• Working data:

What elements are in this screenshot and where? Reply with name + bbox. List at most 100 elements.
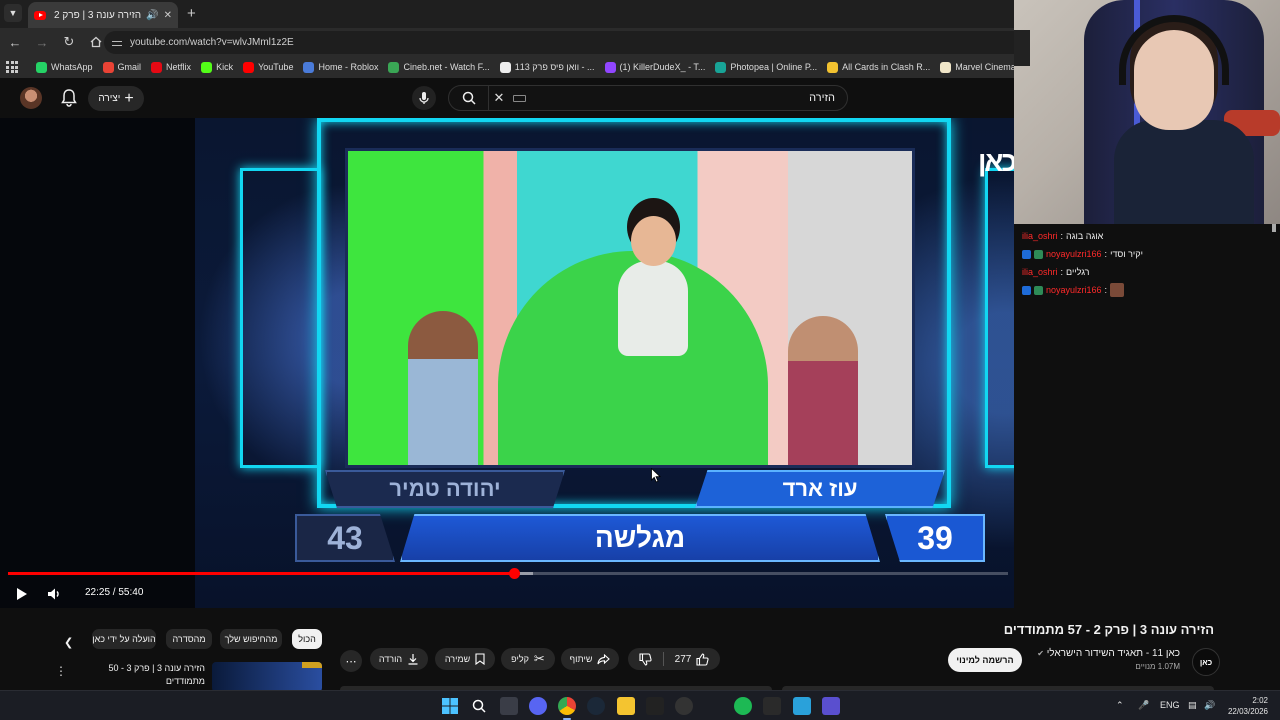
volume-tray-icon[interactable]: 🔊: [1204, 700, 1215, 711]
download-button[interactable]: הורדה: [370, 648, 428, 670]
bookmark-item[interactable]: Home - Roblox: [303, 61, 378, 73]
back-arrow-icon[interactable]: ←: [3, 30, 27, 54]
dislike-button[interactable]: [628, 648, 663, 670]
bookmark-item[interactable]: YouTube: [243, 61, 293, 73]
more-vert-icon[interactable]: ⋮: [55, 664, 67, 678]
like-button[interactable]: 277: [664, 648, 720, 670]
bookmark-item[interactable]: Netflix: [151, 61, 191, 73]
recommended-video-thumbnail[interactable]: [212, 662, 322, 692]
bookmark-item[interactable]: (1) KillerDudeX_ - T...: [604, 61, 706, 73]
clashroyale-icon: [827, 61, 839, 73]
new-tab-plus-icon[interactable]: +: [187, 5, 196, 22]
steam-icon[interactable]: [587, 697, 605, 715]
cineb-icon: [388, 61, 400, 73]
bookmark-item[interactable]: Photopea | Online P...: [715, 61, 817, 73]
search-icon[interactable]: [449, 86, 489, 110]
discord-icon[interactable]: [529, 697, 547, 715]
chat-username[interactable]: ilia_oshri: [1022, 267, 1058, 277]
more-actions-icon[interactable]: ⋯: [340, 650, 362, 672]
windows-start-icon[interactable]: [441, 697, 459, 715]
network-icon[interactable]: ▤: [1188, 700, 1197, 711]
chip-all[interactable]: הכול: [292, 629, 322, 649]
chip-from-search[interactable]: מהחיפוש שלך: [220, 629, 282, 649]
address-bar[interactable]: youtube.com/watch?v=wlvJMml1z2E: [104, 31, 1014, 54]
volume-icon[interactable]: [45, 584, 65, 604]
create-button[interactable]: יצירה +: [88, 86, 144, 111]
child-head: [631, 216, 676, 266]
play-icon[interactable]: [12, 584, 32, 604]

• Set task: Set down the listing above line for line, with the same characters, and leave out the picture.

• Exercise result:
What elements are in this screenshot and where? Reply with name + bbox. List at most 100 elements.
volume-tray-icon[interactable]: 🔊: [1204, 700, 1215, 711]
download-button[interactable]: הורדה: [370, 648, 428, 670]
bookmark-item[interactable]: Home - Roblox: [303, 61, 378, 73]
back-arrow-icon[interactable]: ←: [3, 30, 27, 54]
dislike-button[interactable]: [628, 648, 663, 670]
bookmark-item[interactable]: YouTube: [243, 61, 293, 73]
more-vert-icon[interactable]: ⋮: [55, 664, 67, 678]
like-button[interactable]: 277: [664, 648, 720, 670]
bookmark-item[interactable]: Netflix: [151, 61, 191, 73]
recommended-video-thumbnail[interactable]: [212, 662, 322, 692]
bookmark-item[interactable]: (1) KillerDudeX_ - T...: [604, 61, 706, 73]
clashroyale-icon: [827, 61, 839, 73]
new-tab-plus-icon[interactable]: +: [187, 5, 196, 22]
steam-icon[interactable]: [587, 697, 605, 715]
cineb-icon: [388, 61, 400, 73]
bookmark-item[interactable]: Photopea | Online P...: [715, 61, 817, 73]
search-icon[interactable]: [449, 86, 489, 110]
discord-icon[interactable]: [529, 697, 547, 715]
chat-username[interactable]: ilia_oshri: [1022, 267, 1058, 277]
more-actions-icon[interactable]: ⋯: [340, 650, 362, 672]
windows-start-icon[interactable]: [441, 697, 459, 715]
network-icon[interactable]: ▤: [1188, 700, 1197, 711]
chip-all[interactable]: הכול: [292, 629, 322, 649]
chip-from-search[interactable]: מהחיפוש שלך: [220, 629, 282, 649]
address-bar[interactable]: youtube.com/watch?v=wlvJMml1z2E: [104, 31, 1014, 54]
volume-icon[interactable]: [45, 584, 65, 604]
create-button[interactable]: יצירה +: [88, 86, 144, 111]
child-head: [631, 216, 676, 266]
play-icon[interactable]: [12, 584, 32, 604]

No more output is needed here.